-------- Available records --------

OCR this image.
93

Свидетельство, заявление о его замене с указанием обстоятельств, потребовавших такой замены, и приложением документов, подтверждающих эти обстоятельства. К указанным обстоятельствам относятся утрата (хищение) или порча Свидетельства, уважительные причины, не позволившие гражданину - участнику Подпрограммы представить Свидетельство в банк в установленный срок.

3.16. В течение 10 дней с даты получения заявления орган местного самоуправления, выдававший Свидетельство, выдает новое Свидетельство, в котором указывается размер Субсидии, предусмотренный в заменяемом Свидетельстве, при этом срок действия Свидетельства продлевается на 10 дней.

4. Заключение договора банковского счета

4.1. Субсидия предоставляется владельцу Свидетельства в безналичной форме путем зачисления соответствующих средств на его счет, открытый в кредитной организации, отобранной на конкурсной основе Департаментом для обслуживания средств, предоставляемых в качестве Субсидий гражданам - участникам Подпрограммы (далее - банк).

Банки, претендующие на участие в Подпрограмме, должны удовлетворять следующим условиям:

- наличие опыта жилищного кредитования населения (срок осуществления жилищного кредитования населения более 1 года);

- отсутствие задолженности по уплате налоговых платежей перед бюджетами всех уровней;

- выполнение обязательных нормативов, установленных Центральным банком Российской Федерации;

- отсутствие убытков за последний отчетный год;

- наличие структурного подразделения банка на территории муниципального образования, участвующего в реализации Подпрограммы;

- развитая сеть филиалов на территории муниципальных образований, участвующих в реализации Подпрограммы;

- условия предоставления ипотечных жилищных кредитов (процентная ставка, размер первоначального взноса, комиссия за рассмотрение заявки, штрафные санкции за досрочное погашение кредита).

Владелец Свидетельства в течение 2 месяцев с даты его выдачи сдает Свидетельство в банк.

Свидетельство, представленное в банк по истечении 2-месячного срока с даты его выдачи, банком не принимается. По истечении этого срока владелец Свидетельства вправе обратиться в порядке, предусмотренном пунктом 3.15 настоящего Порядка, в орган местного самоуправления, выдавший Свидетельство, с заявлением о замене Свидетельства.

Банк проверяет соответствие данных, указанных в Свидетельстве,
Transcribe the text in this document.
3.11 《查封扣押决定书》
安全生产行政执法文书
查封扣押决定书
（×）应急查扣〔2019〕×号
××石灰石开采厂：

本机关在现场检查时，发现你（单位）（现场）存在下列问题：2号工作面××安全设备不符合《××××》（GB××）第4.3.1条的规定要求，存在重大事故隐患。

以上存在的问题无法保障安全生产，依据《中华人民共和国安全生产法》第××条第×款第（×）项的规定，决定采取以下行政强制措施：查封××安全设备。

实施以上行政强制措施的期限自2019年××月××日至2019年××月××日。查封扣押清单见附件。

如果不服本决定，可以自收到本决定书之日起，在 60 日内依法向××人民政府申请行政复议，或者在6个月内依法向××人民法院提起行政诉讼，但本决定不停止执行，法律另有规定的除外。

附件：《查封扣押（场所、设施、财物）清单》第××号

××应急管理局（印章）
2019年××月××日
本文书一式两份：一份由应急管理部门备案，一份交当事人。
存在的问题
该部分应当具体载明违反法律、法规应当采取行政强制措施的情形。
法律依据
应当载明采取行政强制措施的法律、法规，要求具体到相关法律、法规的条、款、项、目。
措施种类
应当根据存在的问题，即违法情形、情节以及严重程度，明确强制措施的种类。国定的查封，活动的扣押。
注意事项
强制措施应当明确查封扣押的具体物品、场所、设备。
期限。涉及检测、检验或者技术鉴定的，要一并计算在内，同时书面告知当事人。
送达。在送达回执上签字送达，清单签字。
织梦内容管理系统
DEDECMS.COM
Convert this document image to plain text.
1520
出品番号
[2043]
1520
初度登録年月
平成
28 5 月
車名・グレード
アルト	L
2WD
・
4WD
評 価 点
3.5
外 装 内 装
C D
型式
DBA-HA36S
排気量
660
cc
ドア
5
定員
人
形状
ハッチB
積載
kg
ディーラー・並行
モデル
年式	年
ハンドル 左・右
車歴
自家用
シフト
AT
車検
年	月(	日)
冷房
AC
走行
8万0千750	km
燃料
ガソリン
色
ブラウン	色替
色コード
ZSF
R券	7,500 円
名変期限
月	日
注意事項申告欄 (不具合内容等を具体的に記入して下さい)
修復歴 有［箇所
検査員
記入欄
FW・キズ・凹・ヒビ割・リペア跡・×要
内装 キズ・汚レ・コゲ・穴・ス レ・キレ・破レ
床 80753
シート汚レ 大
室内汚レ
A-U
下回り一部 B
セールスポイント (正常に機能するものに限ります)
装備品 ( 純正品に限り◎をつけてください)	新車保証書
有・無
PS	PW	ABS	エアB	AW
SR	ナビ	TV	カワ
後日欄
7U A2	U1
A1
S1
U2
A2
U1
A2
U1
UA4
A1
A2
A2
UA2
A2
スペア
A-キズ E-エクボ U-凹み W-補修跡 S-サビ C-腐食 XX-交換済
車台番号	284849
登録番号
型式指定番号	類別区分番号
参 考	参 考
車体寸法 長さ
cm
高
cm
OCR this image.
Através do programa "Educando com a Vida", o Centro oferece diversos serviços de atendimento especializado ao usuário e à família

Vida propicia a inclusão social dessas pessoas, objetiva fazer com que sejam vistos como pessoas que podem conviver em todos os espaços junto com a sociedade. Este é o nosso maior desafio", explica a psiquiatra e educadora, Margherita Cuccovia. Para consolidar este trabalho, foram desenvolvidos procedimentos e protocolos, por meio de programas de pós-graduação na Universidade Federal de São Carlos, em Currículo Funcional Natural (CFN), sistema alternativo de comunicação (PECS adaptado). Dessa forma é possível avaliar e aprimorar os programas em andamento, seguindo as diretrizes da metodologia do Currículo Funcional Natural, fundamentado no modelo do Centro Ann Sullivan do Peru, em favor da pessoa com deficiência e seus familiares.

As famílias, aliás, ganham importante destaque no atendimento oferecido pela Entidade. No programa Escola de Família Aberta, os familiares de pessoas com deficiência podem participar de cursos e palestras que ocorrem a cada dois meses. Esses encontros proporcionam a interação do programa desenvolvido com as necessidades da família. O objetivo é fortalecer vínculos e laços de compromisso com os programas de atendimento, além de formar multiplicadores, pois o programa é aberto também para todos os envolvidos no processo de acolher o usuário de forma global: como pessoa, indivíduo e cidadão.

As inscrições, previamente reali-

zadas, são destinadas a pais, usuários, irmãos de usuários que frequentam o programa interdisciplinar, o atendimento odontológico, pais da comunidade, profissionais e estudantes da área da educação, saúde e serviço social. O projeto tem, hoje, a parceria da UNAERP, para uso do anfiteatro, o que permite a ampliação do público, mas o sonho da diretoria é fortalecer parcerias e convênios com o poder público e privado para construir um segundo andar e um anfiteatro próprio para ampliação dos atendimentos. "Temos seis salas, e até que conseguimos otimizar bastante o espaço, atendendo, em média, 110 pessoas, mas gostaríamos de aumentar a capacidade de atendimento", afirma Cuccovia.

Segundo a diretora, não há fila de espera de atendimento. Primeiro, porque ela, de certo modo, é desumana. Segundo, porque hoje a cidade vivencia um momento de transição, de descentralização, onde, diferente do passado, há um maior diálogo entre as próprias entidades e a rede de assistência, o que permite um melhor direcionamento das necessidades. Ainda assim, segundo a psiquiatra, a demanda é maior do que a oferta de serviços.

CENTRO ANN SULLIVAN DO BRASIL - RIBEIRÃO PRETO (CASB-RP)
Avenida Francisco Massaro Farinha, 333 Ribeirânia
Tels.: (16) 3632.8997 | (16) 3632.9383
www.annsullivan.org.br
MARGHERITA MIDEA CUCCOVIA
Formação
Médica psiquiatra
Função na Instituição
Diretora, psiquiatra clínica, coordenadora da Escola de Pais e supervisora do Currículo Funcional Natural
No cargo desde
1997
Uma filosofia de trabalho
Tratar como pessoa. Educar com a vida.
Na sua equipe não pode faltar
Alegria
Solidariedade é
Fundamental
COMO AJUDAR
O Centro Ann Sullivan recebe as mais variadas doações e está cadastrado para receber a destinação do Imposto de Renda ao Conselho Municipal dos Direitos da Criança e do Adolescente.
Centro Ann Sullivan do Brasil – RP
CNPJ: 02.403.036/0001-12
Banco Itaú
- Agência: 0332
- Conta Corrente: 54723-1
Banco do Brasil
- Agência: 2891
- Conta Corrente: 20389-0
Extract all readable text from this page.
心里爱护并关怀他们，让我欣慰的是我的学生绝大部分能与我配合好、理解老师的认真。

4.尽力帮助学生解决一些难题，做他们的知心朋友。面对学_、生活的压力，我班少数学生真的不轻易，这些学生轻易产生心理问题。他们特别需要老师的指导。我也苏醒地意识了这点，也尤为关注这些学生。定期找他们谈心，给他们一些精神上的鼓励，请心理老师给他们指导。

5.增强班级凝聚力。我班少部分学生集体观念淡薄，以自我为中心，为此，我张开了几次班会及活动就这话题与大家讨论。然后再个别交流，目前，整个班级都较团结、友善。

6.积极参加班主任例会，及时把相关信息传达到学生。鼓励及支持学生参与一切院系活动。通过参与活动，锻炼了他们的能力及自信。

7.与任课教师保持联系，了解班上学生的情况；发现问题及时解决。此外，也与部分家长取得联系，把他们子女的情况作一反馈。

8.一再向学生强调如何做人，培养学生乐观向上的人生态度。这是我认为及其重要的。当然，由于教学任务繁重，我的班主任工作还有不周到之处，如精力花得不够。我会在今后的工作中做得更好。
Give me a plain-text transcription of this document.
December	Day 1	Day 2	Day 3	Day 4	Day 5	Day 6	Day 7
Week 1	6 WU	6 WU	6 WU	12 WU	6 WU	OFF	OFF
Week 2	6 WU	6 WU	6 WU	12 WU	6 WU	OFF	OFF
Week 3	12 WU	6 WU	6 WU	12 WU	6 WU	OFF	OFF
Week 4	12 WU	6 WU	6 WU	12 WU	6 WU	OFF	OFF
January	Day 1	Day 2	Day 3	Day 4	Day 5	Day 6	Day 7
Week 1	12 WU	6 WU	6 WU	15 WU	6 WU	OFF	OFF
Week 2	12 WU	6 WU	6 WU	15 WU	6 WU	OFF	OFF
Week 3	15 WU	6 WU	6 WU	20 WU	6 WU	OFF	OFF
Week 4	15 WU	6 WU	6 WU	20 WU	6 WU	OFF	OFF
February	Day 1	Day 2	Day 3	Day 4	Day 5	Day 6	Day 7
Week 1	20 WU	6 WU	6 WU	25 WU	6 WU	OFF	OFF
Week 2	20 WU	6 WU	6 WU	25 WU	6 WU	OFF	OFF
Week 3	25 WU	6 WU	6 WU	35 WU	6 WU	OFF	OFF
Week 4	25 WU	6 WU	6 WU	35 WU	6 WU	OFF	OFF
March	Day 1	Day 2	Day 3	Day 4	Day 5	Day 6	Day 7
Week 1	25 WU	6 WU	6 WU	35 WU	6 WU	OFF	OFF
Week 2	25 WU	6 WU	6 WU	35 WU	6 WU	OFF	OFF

--------

Task to complete
From the listing, copy each line containing the word "Corrente".

Complete output
- Conta Corrente: 54723-1
- Conta Corrente: 20389-0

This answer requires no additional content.